- **Given problem**
Each entry in the listing below should be restated word for word.

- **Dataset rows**
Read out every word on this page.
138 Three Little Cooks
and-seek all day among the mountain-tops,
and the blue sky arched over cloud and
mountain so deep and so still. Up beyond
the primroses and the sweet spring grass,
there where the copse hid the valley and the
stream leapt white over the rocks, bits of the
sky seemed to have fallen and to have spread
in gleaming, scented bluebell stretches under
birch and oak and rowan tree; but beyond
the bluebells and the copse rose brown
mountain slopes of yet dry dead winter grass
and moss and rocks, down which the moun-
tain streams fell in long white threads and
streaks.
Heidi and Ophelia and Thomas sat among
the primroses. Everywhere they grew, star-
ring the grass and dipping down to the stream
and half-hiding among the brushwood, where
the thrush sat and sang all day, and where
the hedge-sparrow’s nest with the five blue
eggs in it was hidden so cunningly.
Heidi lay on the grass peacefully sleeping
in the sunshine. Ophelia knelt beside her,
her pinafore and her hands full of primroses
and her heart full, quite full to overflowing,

- **Written response**
Read out every word on this page.
138 Three Little Cooks
and-seek all day among the mountain-tops,
and the blue sky arched over cloud and
mountain so deep and so still. Up beyond
the primroses and the sweet spring grass,
there where the copse hid the valley and the
stream leapt white over the rocks, bits of the
sky seemed to have fallen and to have spread
in gleaming, scented bluebell stretches under
birch and oak and rowan tree; but beyond
the bluebells and the copse rose brown
mountain slopes of yet dry dead winter grass
and moss and rocks, down which the moun-
tain streams fell in long white threads and
streaks.
Heidi and Ophelia and Thomas sat among
the primroses. Everywhere they grew, star-
ring the grass and dipping down to the stream
and half-hiding among the brushwood, where
the thrush sat and sang all day, and where
the hedge-sparrow’s nest with the five blue
eggs in it was hidden so cunningly.
Heidi lay on the grass peacefully sleeping
in the sunshine. Ophelia knelt beside her,
her pinafore and her hands full of primroses
and her heart full, quite full to overflowing,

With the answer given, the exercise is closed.